-------- Input data

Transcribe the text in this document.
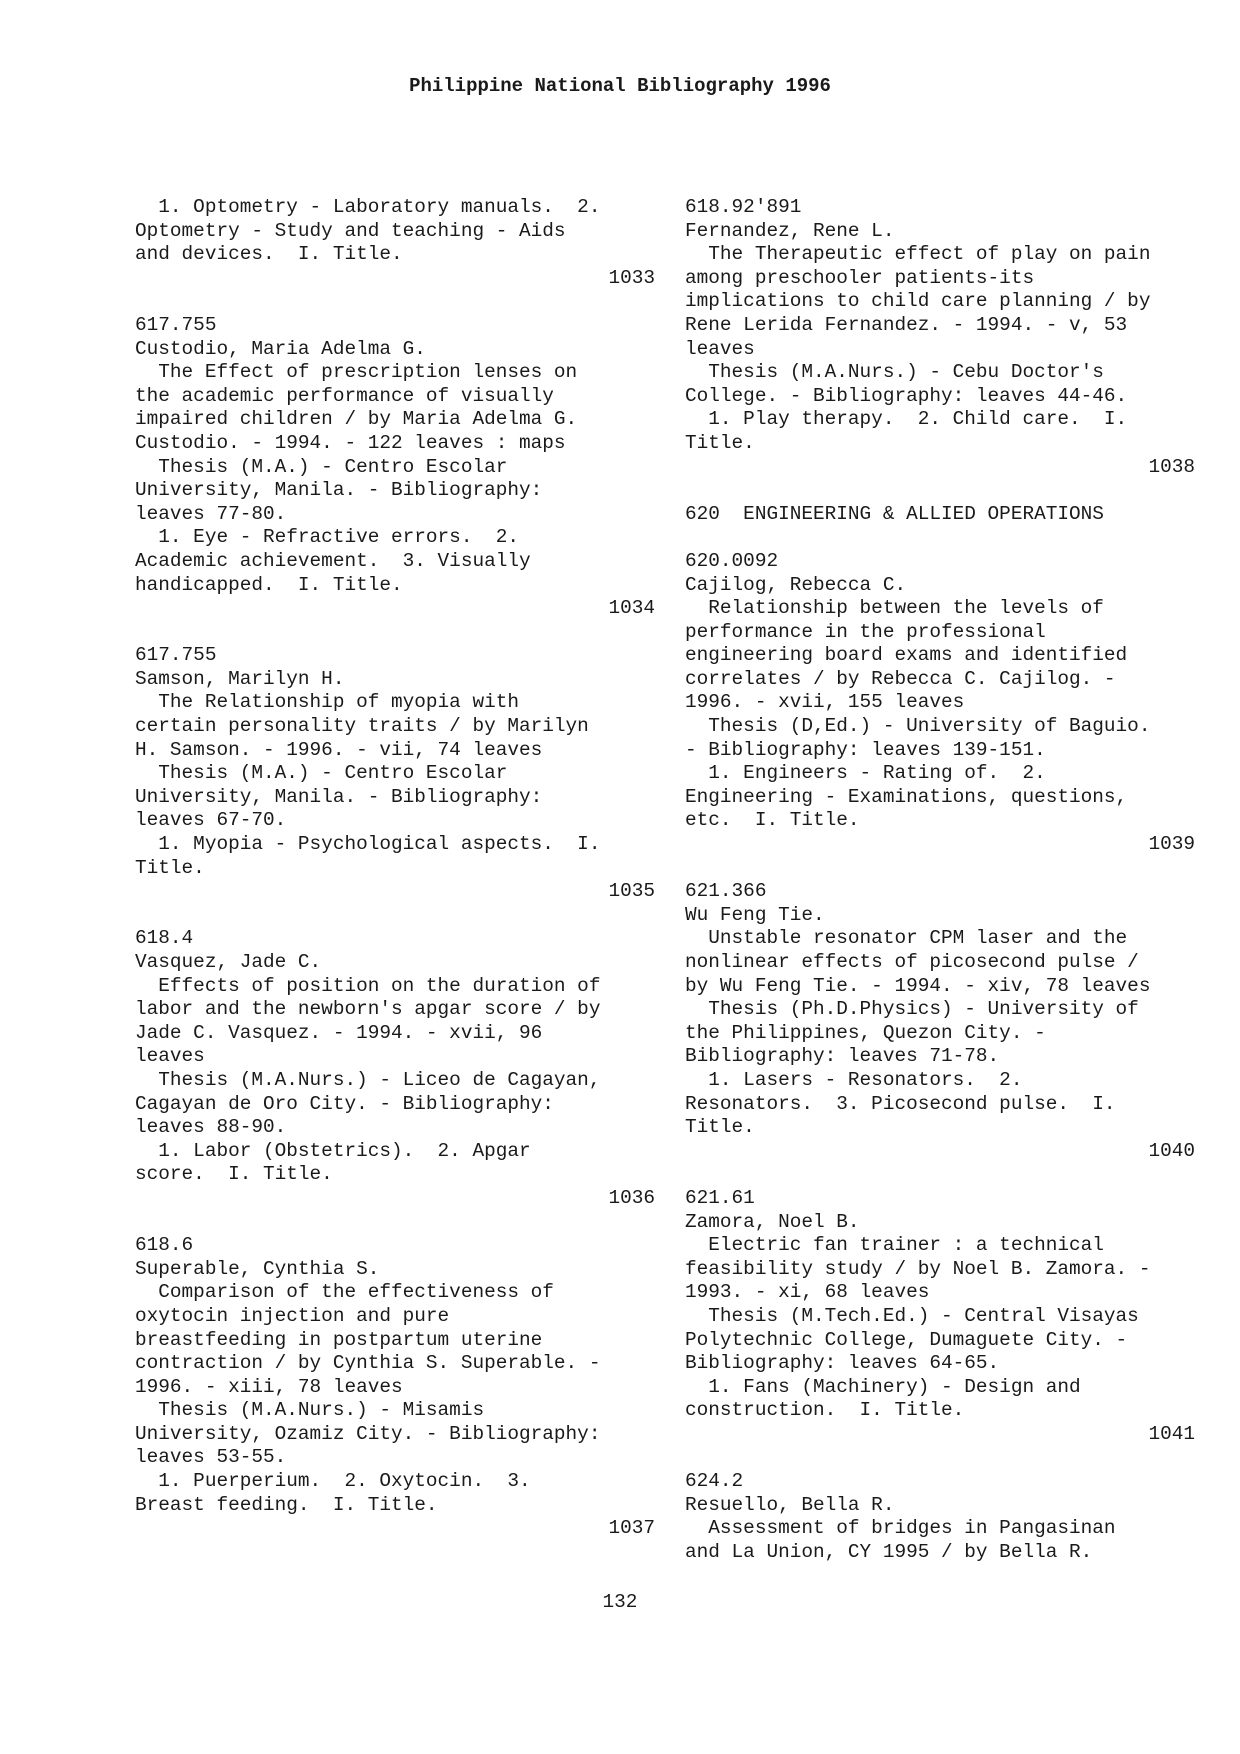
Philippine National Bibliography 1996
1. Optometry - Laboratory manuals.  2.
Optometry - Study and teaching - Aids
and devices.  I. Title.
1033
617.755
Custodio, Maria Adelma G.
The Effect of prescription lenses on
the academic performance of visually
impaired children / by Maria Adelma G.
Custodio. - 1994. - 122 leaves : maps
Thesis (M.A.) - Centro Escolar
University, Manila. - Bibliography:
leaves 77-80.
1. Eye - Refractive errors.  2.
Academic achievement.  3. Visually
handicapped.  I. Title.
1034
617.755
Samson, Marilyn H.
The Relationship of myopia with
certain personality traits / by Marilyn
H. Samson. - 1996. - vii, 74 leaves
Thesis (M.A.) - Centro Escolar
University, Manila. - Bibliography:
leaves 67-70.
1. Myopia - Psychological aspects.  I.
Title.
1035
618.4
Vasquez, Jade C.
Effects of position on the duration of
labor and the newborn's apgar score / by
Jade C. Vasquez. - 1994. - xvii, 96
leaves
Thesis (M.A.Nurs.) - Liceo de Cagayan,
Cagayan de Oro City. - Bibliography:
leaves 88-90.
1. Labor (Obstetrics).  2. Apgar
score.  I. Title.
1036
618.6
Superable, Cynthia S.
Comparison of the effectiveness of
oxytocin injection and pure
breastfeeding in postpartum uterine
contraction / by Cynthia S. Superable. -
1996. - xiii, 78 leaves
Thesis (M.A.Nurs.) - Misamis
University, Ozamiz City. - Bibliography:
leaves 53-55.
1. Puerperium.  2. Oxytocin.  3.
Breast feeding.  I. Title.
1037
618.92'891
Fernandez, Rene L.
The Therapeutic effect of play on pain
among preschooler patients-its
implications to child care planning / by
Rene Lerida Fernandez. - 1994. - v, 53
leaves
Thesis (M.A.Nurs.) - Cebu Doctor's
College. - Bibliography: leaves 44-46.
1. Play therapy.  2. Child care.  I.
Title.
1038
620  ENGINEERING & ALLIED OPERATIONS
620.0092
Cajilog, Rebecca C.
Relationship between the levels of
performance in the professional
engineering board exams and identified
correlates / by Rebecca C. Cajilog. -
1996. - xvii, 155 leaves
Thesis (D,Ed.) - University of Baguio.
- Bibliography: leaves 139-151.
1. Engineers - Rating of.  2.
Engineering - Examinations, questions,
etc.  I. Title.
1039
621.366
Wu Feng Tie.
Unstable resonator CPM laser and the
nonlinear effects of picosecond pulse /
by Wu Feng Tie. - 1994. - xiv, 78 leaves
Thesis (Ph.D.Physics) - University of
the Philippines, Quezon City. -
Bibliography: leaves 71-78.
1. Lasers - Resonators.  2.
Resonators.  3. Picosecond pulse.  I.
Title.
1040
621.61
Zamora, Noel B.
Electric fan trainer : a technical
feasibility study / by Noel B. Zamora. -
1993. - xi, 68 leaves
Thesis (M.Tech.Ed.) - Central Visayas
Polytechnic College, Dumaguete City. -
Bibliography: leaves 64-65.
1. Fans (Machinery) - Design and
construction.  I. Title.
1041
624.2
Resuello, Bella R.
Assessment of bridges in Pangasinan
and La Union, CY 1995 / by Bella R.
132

----------------

> _Work request_: The records above are to be repeated exactly, with the pictures left out.

> _Answer below_:
Transcribe the text in this document.
Philippine National Bibliography 1996
1. Optometry - Laboratory manuals.  2.
Optometry - Study and teaching - Aids
and devices.  I. Title.
1033
617.755
Custodio, Maria Adelma G.
The Effect of prescription lenses on
the academic performance of visually
impaired children / by Maria Adelma G.
Custodio. - 1994. - 122 leaves : maps
Thesis (M.A.) - Centro Escolar
University, Manila. - Bibliography:
leaves 77-80.
1. Eye - Refractive errors.  2.
Academic achievement.  3. Visually
handicapped.  I. Title.
1034
617.755
Samson, Marilyn H.
The Relationship of myopia with
certain personality traits / by Marilyn
H. Samson. - 1996. - vii, 74 leaves
Thesis (M.A.) - Centro Escolar
University, Manila. - Bibliography:
leaves 67-70.
1. Myopia - Psychological aspects.  I.
Title.
1035
618.4
Vasquez, Jade C.
Effects of position on the duration of
labor and the newborn's apgar score / by
Jade C. Vasquez. - 1994. - xvii, 96
leaves
Thesis (M.A.Nurs.) - Liceo de Cagayan,
Cagayan de Oro City. - Bibliography:
leaves 88-90.
1. Labor (Obstetrics).  2. Apgar
score.  I. Title.
1036
618.6
Superable, Cynthia S.
Comparison of the effectiveness of
oxytocin injection and pure
breastfeeding in postpartum uterine
contraction / by Cynthia S. Superable. -
1996. - xiii, 78 leaves
Thesis (M.A.Nurs.) - Misamis
University, Ozamiz City. - Bibliography:
leaves 53-55.
1. Puerperium.  2. Oxytocin.  3.
Breast feeding.  I. Title.
1037
618.92'891
Fernandez, Rene L.
The Therapeutic effect of play on pain
among preschooler patients-its
implications to child care planning / by
Rene Lerida Fernandez. - 1994. - v, 53
leaves
Thesis (M.A.Nurs.) - Cebu Doctor's
College. - Bibliography: leaves 44-46.
1. Play therapy.  2. Child care.  I.
Title.
1038
620  ENGINEERING & ALLIED OPERATIONS
620.0092
Cajilog, Rebecca C.
Relationship between the levels of
performance in the professional
engineering board exams and identified
correlates / by Rebecca C. Cajilog. -
1996. - xvii, 155 leaves
Thesis (D,Ed.) - University of Baguio.
- Bibliography: leaves 139-151.
1. Engineers - Rating of.  2.
Engineering - Examinations, questions,
etc.  I. Title.
1039
621.366
Wu Feng Tie.
Unstable resonator CPM laser and the
nonlinear effects of picosecond pulse /
by Wu Feng Tie. - 1994. - xiv, 78 leaves
Thesis (Ph.D.Physics) - University of
the Philippines, Quezon City. -
Bibliography: leaves 71-78.
1. Lasers - Resonators.  2.
Resonators.  3. Picosecond pulse.  I.
Title.
1040
621.61
Zamora, Noel B.
Electric fan trainer : a technical
feasibility study / by Noel B. Zamora. -
1993. - xi, 68 leaves
Thesis (M.Tech.Ed.) - Central Visayas
Polytechnic College, Dumaguete City. -
Bibliography: leaves 64-65.
1. Fans (Machinery) - Design and
construction.  I. Title.
1041
624.2
Resuello, Bella R.
Assessment of bridges in Pangasinan
and La Union, CY 1995 / by Bella R.
132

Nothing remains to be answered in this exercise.